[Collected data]
◆ ◆ ◆

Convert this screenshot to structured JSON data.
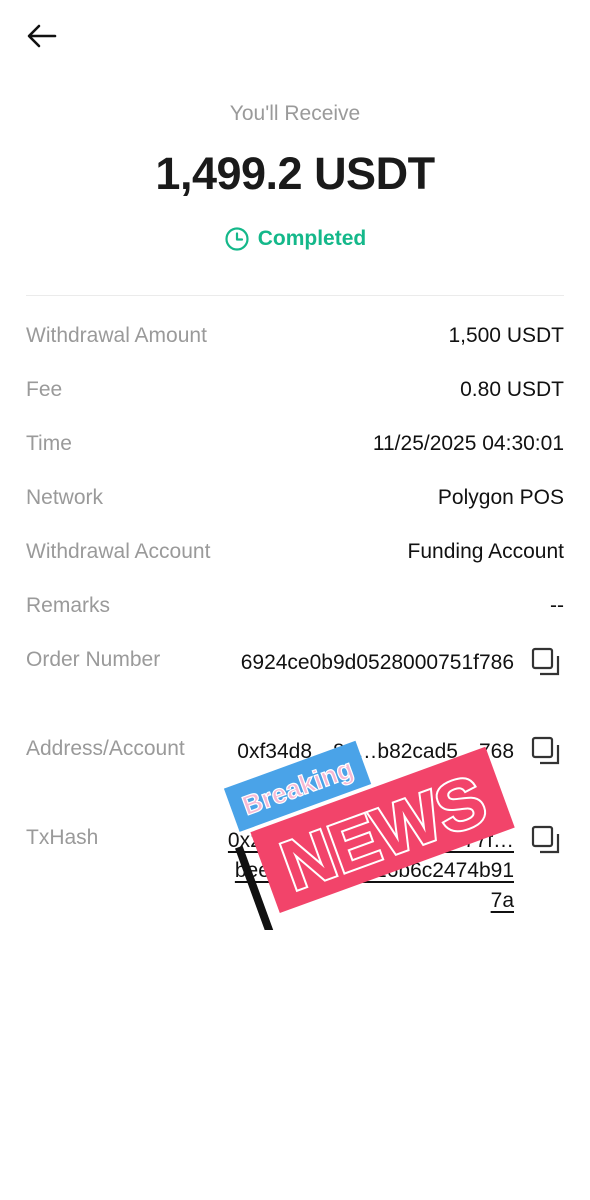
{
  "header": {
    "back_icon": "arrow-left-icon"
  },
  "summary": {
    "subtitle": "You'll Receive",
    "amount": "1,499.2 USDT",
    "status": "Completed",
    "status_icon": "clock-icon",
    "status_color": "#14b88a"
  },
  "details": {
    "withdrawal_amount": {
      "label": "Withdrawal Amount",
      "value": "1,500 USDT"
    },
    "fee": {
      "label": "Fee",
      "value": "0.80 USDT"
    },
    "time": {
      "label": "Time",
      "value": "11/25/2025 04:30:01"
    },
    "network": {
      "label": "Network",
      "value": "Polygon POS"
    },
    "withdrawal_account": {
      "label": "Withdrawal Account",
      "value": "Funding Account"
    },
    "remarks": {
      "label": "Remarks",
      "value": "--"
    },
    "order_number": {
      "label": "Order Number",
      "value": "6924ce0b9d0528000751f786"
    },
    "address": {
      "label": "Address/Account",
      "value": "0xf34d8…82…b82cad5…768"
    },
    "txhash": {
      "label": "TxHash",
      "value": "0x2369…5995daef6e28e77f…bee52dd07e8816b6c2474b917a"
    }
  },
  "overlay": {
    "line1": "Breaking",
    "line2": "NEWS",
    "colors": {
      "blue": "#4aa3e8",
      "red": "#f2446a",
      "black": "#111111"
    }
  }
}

◆ ◆ ◆

## [What to do]
Restate the listing above word for word, and skip the pictures.

## [Completed exercise]
Convert this screenshot to structured JSON data.
{
  "header": {
    "back_icon": "arrow-left-icon"
  },
  "summary": {
    "subtitle": "You'll Receive",
    "amount": "1,499.2 USDT",
    "status": "Completed",
    "status_icon": "clock-icon",
    "status_color": "#14b88a"
  },
  "details": {
    "withdrawal_amount": {
      "label": "Withdrawal Amount",
      "value": "1,500 USDT"
    },
    "fee": {
      "label": "Fee",
      "value": "0.80 USDT"
    },
    "time": {
      "label": "Time",
      "value": "11/25/2025 04:30:01"
    },
    "network": {
      "label": "Network",
      "value": "Polygon POS"
    },
    "withdrawal_account": {
      "label": "Withdrawal Account",
      "value": "Funding Account"
    },
    "remarks": {
      "label": "Remarks",
      "value": "--"
    },
    "order_number": {
      "label": "Order Number",
      "value": "6924ce0b9d0528000751f786"
    },
    "address": {
      "label": "Address/Account",
      "value": "0xf34d8…82…b82cad5…768"
    },
    "txhash": {
      "label": "TxHash",
      "value": "0x2369…5995daef6e28e77f…bee52dd07e8816b6c2474b917a"
    }
  },
  "overlay": {
    "line1": "Breaking",
    "line2": "NEWS",
    "colors": {
      "blue": "#4aa3e8",
      "red": "#f2446a",
      "black": "#111111"
    }
  }
}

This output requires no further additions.